Goal: Only lines holding the word "subtitle" should be copied from the material.

Records provided:
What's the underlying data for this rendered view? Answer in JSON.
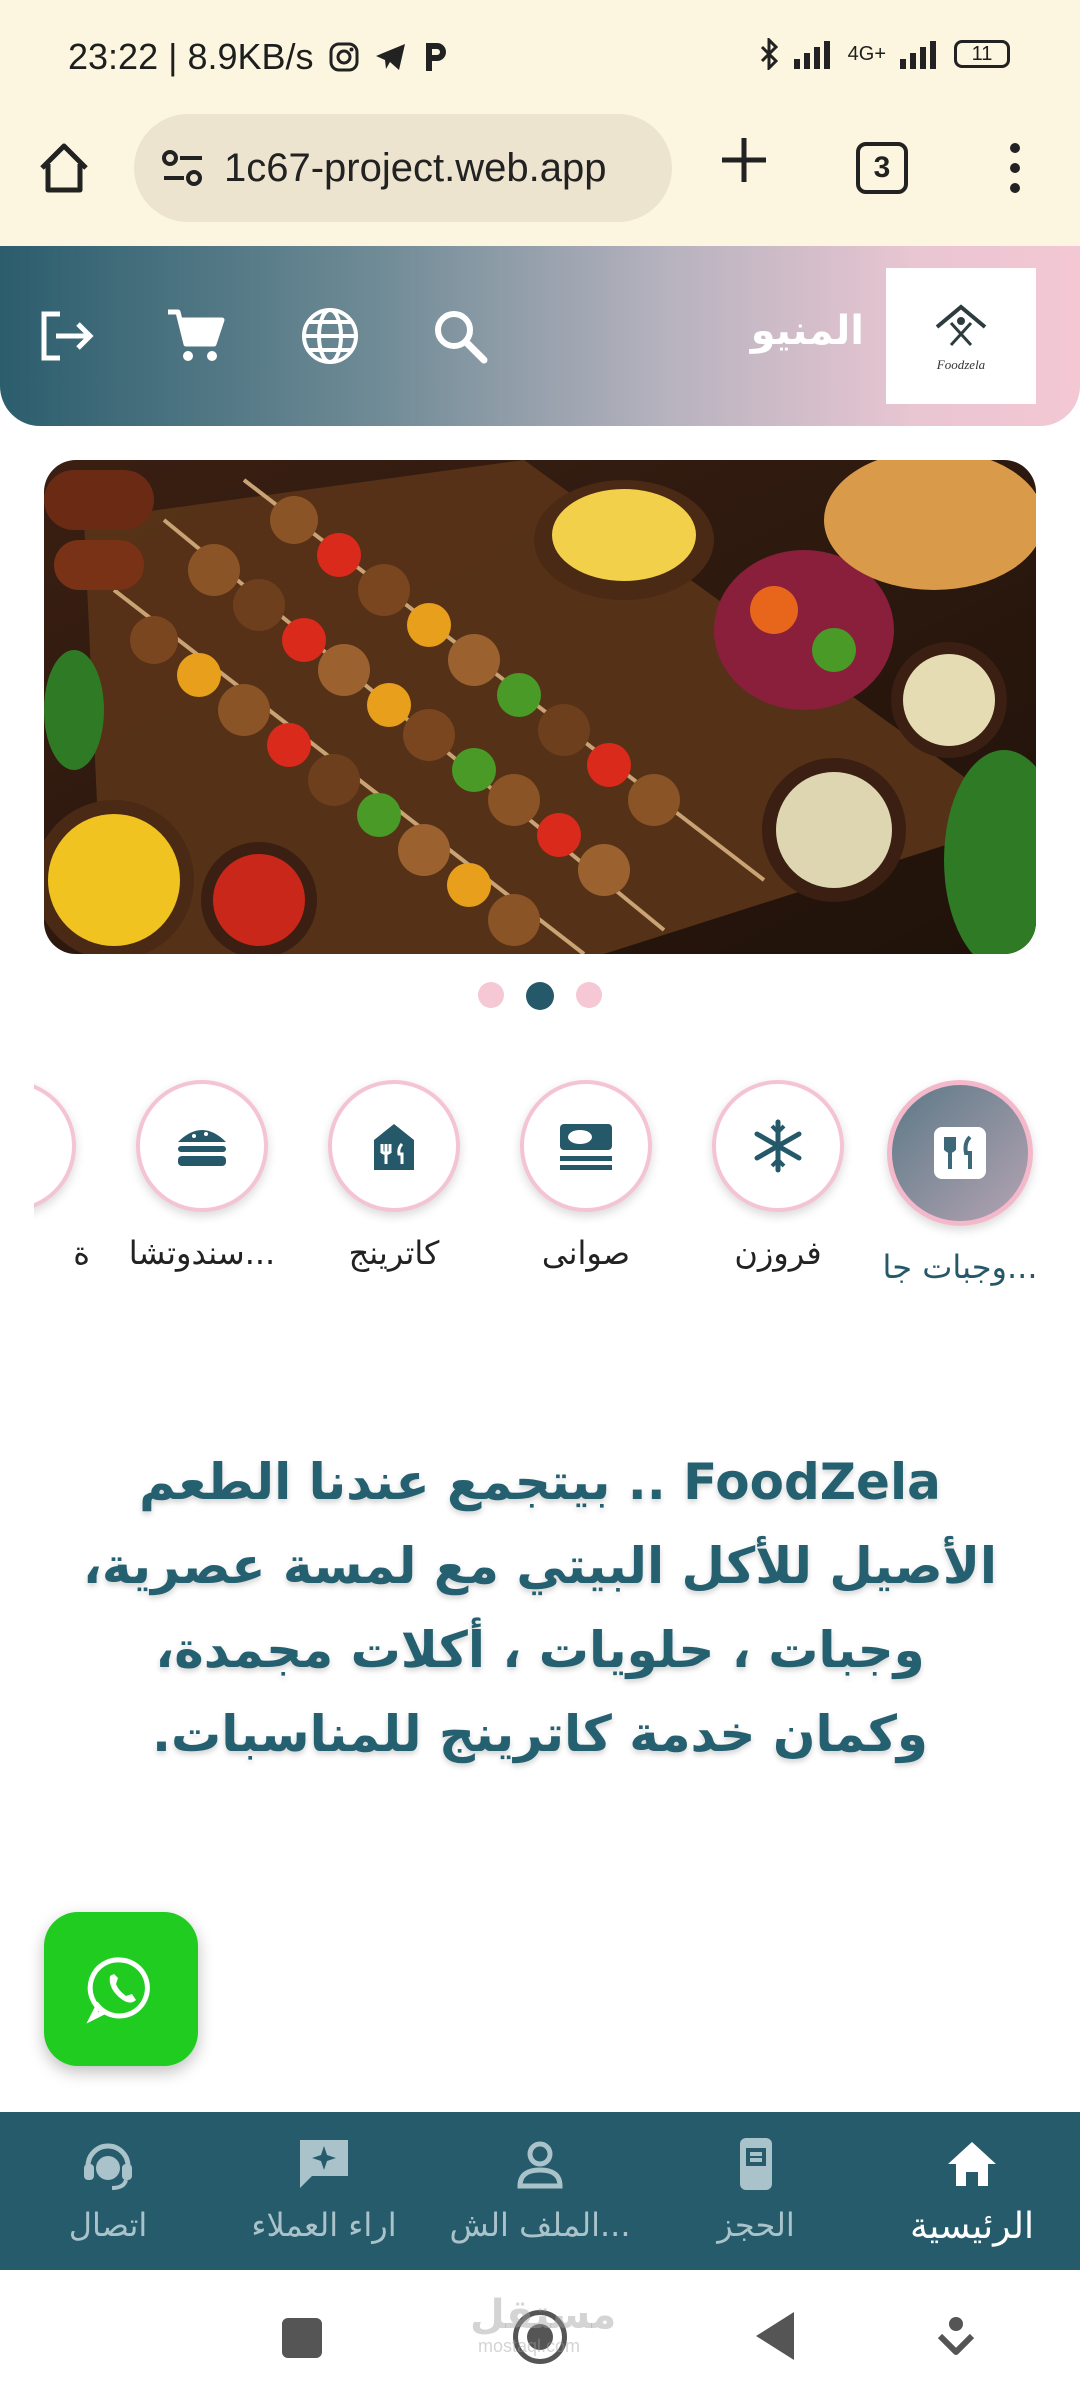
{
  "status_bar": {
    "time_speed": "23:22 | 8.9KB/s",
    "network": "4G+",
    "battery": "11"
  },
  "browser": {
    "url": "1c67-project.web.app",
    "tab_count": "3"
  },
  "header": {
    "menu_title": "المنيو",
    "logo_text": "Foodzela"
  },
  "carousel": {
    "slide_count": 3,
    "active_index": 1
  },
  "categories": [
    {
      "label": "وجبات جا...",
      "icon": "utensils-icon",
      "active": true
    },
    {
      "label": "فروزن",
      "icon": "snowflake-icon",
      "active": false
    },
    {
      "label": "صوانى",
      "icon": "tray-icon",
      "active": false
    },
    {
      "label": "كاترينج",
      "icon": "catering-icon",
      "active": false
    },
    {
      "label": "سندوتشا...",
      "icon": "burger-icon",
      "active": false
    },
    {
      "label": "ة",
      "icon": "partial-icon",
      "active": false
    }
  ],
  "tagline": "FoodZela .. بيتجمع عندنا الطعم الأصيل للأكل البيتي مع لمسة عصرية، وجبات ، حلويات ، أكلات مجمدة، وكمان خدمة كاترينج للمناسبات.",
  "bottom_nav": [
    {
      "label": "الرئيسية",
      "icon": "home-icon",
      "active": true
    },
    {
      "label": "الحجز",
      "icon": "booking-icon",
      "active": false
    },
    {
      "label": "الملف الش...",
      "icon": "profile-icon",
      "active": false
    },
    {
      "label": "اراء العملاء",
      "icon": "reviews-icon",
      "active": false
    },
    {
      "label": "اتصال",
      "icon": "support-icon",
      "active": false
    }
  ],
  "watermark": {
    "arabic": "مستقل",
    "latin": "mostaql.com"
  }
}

==

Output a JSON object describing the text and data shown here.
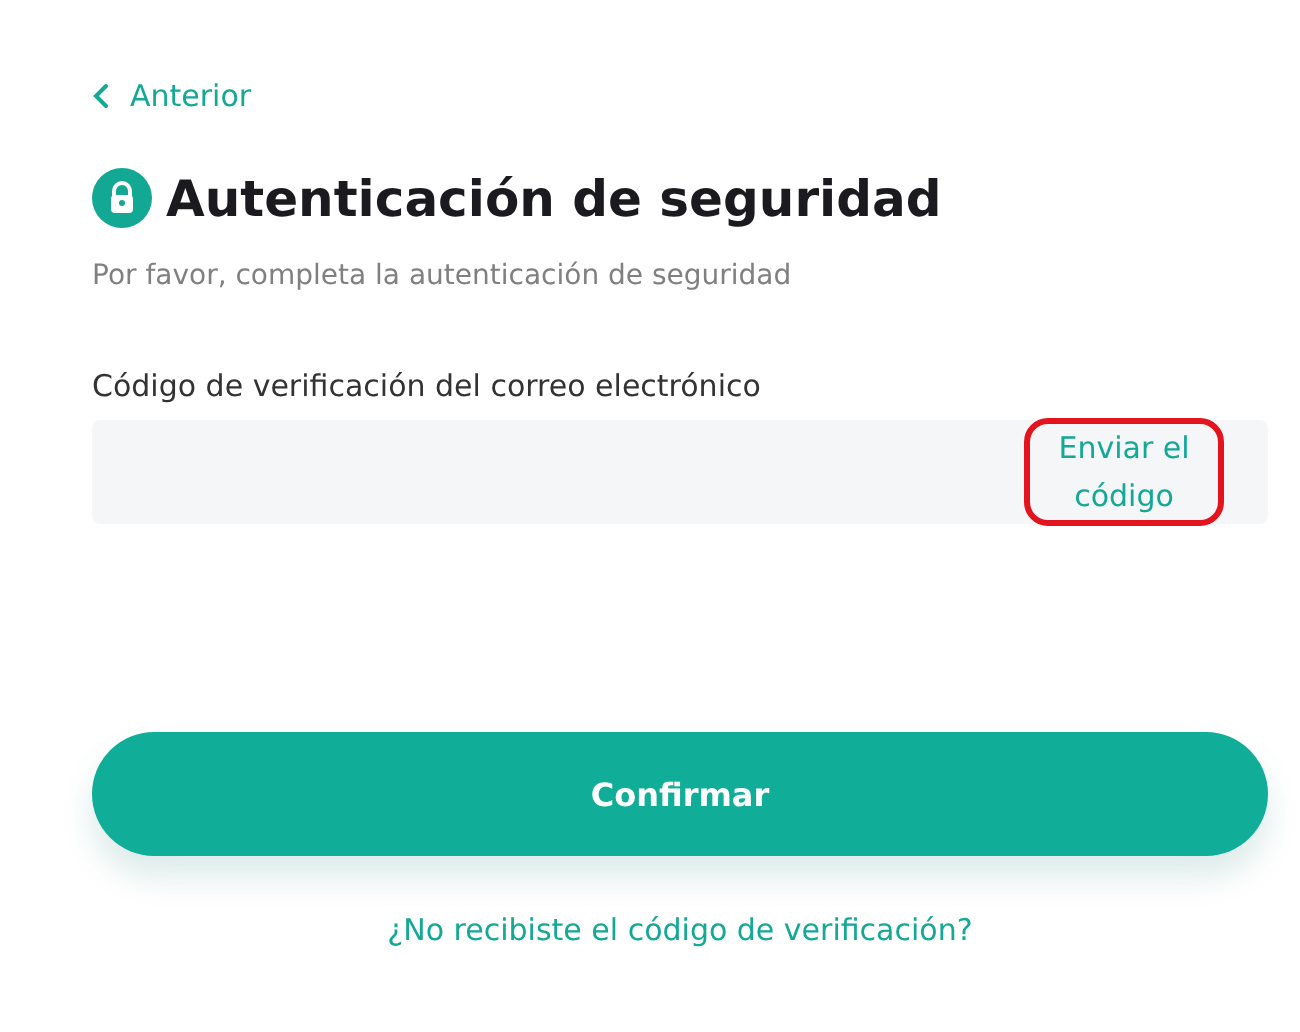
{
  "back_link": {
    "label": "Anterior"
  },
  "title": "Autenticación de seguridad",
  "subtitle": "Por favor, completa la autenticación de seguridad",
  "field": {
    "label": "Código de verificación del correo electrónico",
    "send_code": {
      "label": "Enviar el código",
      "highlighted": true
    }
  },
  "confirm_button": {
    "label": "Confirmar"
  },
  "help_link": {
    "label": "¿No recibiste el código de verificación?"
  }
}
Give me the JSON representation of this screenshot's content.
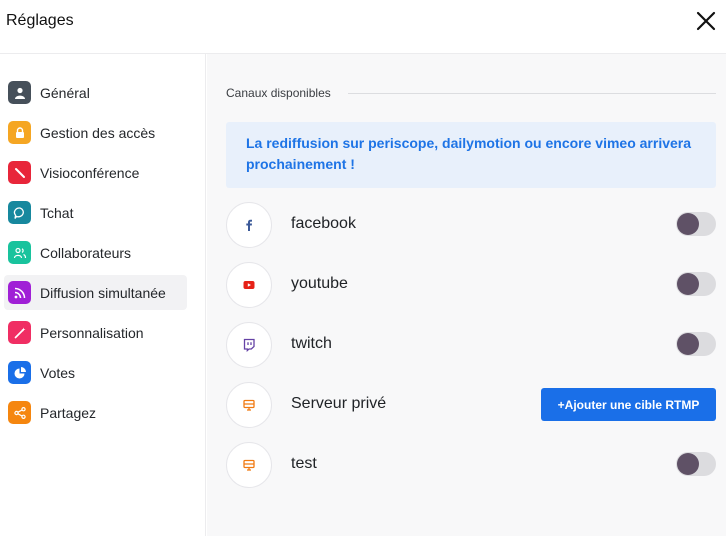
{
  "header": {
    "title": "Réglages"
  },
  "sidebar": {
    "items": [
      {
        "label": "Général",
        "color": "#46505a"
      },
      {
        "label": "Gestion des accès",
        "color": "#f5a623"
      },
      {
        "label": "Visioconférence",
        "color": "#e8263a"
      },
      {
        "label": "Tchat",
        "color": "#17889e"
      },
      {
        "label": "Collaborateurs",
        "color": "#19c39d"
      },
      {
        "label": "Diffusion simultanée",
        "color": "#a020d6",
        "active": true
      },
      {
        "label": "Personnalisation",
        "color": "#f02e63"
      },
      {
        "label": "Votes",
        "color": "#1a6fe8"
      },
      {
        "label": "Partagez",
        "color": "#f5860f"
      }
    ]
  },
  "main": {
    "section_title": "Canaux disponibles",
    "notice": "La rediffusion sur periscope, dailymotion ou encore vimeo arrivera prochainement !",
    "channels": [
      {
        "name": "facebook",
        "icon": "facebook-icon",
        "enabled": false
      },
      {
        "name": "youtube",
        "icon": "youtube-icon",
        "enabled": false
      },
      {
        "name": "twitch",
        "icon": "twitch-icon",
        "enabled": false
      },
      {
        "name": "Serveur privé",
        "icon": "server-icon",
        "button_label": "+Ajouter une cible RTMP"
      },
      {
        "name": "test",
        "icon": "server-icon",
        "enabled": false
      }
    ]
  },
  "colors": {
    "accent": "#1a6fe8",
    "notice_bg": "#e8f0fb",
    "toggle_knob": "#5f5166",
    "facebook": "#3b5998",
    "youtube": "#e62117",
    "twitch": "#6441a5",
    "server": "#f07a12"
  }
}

...

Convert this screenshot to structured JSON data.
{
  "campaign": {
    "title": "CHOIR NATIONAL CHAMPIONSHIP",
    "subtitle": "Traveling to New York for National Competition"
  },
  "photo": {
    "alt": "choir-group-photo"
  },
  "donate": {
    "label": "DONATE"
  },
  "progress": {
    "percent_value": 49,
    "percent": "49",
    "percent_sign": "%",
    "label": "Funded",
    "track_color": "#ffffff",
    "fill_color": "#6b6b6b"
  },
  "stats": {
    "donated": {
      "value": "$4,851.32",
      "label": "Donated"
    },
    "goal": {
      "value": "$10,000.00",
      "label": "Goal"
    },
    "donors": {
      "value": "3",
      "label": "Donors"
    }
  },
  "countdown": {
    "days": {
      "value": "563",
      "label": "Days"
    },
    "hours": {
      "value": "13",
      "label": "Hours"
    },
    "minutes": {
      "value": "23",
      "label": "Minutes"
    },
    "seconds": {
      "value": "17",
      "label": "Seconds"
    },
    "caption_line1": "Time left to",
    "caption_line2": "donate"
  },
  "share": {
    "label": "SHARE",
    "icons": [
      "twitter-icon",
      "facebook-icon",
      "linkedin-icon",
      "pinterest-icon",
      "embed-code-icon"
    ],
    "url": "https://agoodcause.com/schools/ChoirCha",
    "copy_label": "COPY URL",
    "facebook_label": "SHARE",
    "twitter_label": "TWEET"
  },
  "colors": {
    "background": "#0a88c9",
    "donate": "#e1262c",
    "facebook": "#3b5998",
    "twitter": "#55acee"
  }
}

Output of the task:
  "subtitle": "Por favor, completa la autenticación de seguridad",
    "subtitle": "Traveling to New York for National Competition"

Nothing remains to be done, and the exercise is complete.